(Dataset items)

== == ==

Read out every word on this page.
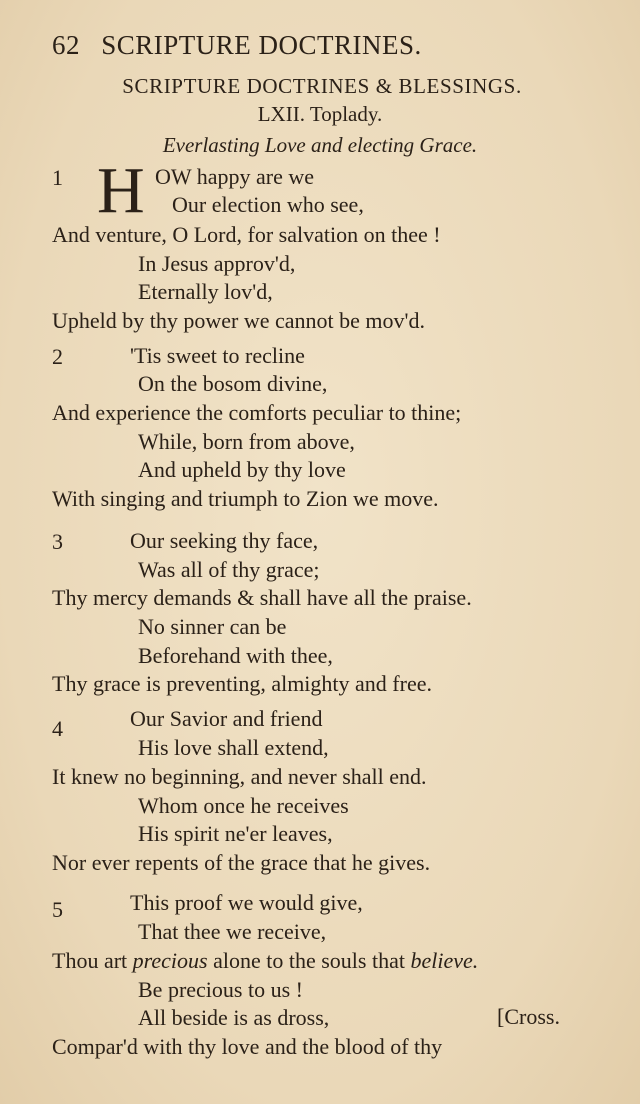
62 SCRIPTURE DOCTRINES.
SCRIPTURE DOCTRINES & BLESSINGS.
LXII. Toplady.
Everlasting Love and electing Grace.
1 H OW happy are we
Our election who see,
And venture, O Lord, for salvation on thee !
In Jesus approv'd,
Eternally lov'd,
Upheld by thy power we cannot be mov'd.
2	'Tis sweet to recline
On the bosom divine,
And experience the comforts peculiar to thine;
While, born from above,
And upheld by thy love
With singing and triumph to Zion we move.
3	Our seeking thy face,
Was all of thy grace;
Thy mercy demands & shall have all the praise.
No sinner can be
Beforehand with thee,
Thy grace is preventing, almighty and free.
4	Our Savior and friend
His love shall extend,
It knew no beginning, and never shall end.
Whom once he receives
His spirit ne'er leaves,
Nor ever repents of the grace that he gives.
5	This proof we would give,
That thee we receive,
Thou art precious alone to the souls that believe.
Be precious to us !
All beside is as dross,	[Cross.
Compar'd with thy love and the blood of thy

== == ==

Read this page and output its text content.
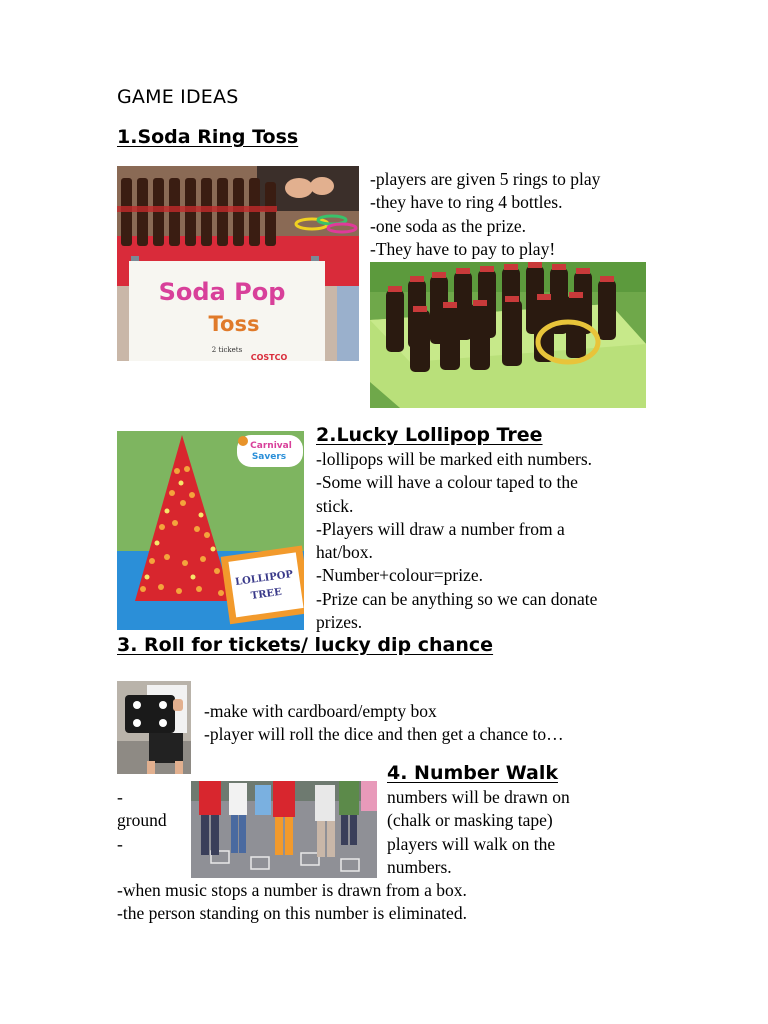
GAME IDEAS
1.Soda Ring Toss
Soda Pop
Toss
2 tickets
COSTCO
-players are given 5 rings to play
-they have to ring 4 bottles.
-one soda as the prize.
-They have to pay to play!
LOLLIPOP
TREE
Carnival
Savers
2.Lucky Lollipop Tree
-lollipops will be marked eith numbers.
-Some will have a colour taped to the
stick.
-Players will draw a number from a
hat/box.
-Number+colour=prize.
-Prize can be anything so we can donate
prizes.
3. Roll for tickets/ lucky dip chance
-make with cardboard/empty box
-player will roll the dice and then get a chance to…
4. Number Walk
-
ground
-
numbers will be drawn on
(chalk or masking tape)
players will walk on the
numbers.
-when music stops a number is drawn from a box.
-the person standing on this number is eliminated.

== == ==

◆ **GOAL**: Lines containing the word "page" are to be tallied; report only the total.

◆ **CORRECT ANSWER**: 2